Source data
======

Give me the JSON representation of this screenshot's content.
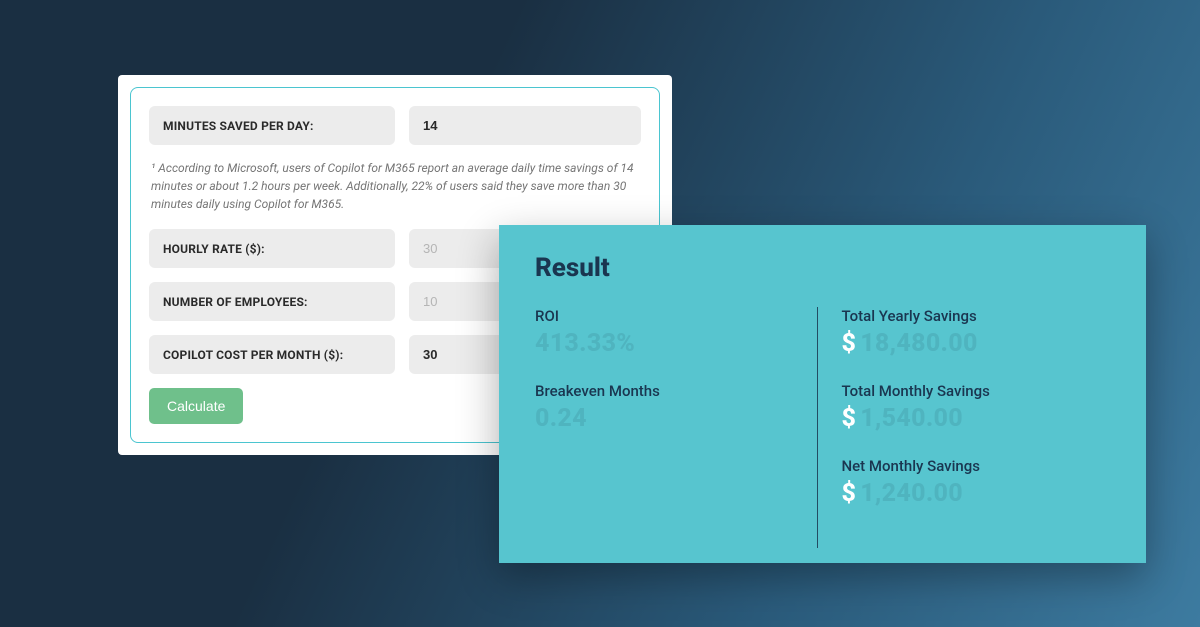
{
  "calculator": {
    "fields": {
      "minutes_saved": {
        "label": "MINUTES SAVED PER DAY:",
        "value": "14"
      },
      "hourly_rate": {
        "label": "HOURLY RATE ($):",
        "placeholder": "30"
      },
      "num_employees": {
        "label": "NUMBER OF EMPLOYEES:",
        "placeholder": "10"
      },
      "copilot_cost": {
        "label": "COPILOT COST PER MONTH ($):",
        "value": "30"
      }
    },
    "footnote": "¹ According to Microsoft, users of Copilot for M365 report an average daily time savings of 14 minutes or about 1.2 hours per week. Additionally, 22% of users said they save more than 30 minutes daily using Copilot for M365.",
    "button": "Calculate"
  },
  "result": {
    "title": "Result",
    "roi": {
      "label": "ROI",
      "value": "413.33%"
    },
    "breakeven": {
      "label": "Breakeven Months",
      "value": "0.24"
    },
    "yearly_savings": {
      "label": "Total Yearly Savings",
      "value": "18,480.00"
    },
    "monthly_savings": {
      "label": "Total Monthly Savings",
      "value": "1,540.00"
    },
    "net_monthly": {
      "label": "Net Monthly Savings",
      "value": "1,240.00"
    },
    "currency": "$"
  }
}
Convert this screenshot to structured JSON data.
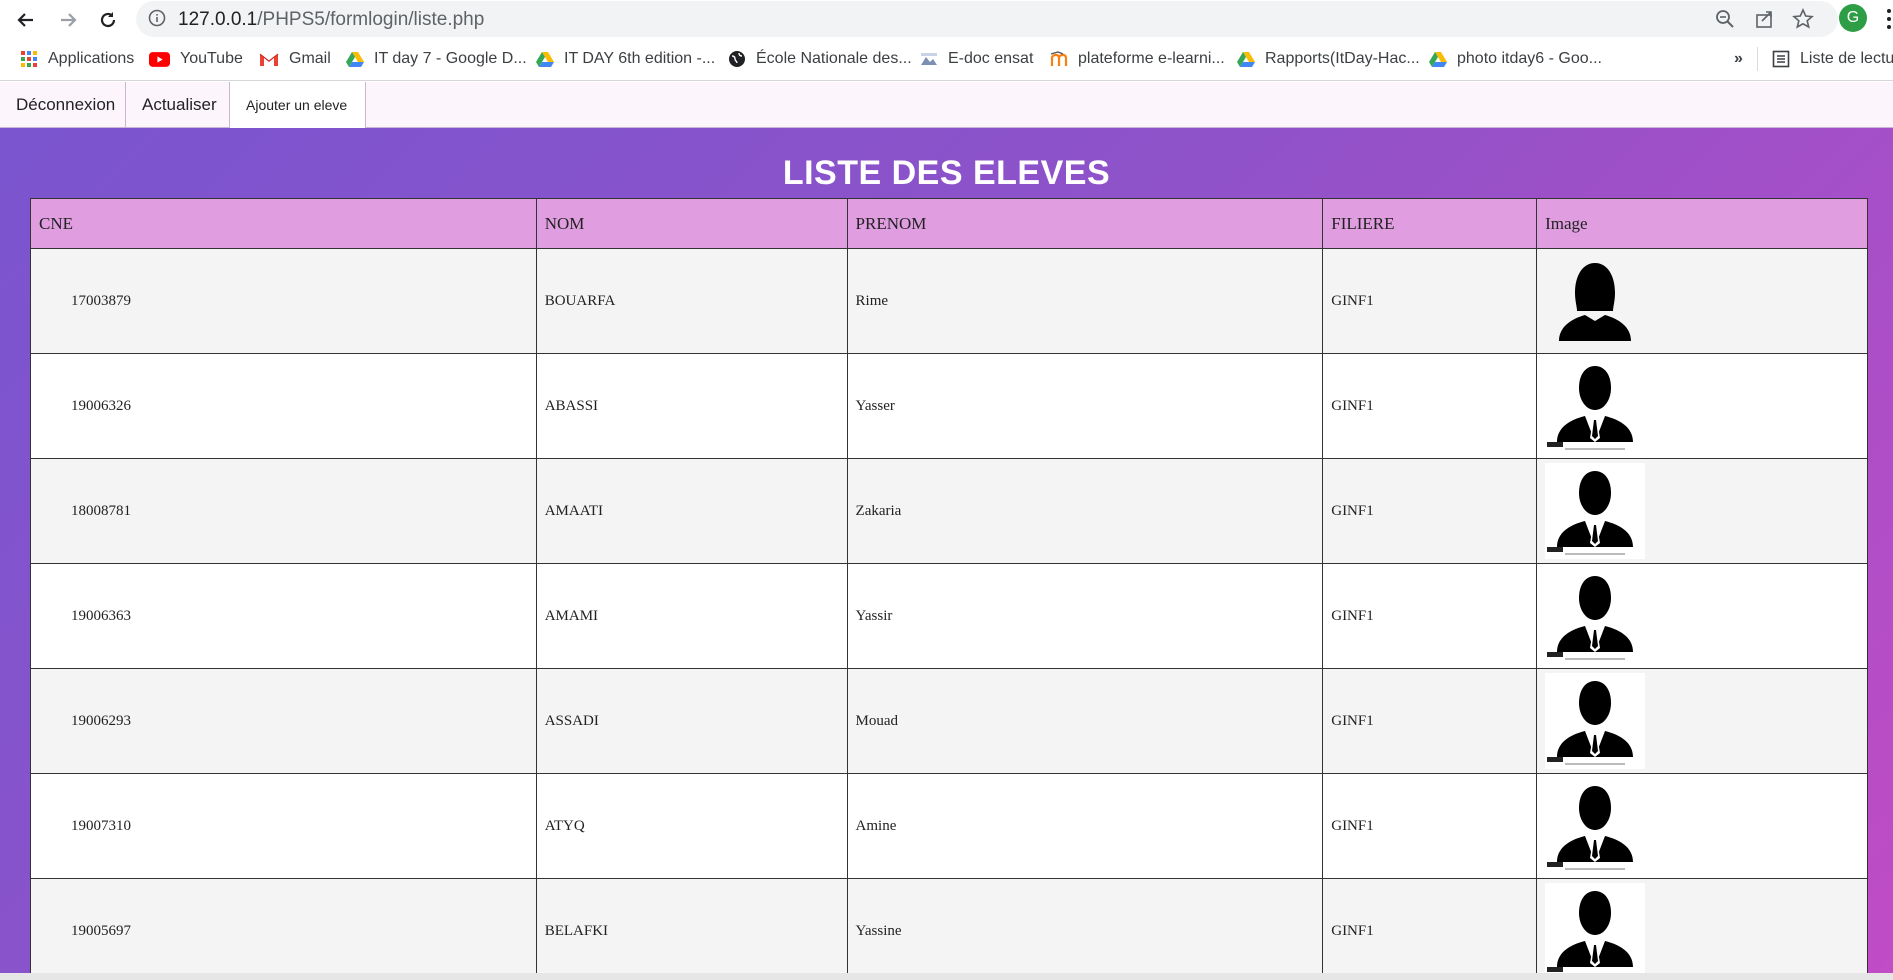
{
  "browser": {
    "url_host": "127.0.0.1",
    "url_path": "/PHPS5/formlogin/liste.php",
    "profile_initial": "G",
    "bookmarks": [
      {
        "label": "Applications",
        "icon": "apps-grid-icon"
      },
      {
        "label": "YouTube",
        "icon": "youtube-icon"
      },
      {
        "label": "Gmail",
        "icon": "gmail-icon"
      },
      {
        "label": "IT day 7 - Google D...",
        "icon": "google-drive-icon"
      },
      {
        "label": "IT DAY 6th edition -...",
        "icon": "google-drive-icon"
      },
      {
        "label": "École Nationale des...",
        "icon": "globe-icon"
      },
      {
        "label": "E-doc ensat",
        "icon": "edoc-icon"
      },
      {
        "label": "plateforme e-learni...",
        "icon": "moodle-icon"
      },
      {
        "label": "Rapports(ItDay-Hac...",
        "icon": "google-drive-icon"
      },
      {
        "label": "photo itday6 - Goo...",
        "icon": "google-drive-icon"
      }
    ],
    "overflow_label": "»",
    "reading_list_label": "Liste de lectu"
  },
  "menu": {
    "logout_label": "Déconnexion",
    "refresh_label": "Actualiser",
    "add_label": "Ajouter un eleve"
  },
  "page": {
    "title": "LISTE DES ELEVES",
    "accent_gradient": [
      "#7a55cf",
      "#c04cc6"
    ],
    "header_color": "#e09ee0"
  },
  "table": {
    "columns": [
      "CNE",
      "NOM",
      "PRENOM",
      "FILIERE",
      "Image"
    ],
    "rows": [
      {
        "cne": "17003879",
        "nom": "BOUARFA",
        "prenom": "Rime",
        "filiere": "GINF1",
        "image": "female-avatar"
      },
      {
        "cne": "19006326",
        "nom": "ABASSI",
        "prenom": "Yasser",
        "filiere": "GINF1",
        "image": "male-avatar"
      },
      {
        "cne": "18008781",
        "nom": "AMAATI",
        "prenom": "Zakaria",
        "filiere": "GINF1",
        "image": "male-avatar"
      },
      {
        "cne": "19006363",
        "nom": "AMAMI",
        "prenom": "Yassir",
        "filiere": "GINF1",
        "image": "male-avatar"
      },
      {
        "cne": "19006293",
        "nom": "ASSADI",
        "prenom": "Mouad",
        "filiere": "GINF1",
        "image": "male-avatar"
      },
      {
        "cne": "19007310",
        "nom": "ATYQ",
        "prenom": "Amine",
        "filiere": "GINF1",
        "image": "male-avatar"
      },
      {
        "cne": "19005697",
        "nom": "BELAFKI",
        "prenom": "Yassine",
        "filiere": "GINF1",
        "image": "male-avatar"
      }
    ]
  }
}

======

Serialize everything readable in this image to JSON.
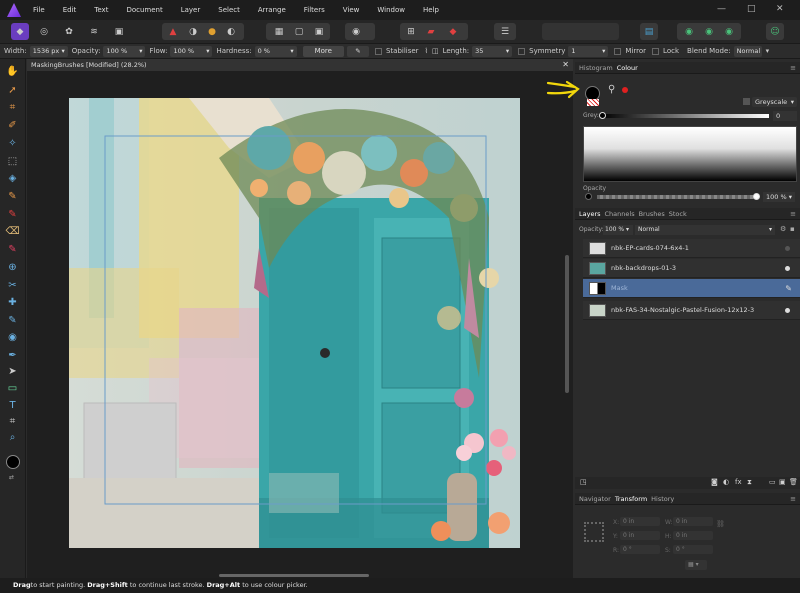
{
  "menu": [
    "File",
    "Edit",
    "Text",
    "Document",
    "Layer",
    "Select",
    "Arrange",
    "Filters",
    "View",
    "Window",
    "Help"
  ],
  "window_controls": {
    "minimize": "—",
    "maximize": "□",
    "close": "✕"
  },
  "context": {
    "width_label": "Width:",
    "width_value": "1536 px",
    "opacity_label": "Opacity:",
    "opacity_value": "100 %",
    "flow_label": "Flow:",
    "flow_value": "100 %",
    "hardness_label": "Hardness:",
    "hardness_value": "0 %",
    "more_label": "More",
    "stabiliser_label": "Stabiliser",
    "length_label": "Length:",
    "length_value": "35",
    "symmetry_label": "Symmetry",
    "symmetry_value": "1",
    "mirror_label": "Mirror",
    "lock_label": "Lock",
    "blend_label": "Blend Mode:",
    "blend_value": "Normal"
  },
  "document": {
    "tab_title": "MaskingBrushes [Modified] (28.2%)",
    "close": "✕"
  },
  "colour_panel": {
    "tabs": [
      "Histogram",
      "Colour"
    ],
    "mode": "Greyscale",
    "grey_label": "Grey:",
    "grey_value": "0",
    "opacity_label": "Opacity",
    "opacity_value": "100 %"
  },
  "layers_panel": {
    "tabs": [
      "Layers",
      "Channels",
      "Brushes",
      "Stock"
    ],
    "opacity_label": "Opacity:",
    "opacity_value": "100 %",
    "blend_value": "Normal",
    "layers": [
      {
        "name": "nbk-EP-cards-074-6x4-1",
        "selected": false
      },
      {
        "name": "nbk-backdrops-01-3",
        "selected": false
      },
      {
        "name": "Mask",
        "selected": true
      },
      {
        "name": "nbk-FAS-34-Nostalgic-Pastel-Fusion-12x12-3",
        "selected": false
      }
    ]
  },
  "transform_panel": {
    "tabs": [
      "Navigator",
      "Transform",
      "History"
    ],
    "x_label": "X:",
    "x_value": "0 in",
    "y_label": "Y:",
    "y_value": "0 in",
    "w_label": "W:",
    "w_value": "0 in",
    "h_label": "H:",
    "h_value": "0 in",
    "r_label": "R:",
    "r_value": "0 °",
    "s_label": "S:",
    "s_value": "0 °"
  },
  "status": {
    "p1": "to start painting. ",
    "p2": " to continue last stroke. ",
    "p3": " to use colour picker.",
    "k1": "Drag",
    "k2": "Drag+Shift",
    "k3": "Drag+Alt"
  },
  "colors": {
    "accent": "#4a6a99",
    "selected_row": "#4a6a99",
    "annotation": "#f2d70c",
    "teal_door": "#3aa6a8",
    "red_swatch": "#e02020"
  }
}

======

Your goal: Pull out each line of the records holding the string "this".

Task answer:
Give me the JSON representation of this screenshot's content.
Convert this screenshot to structured JSON data.
Serialize everything readable in this image to JSON.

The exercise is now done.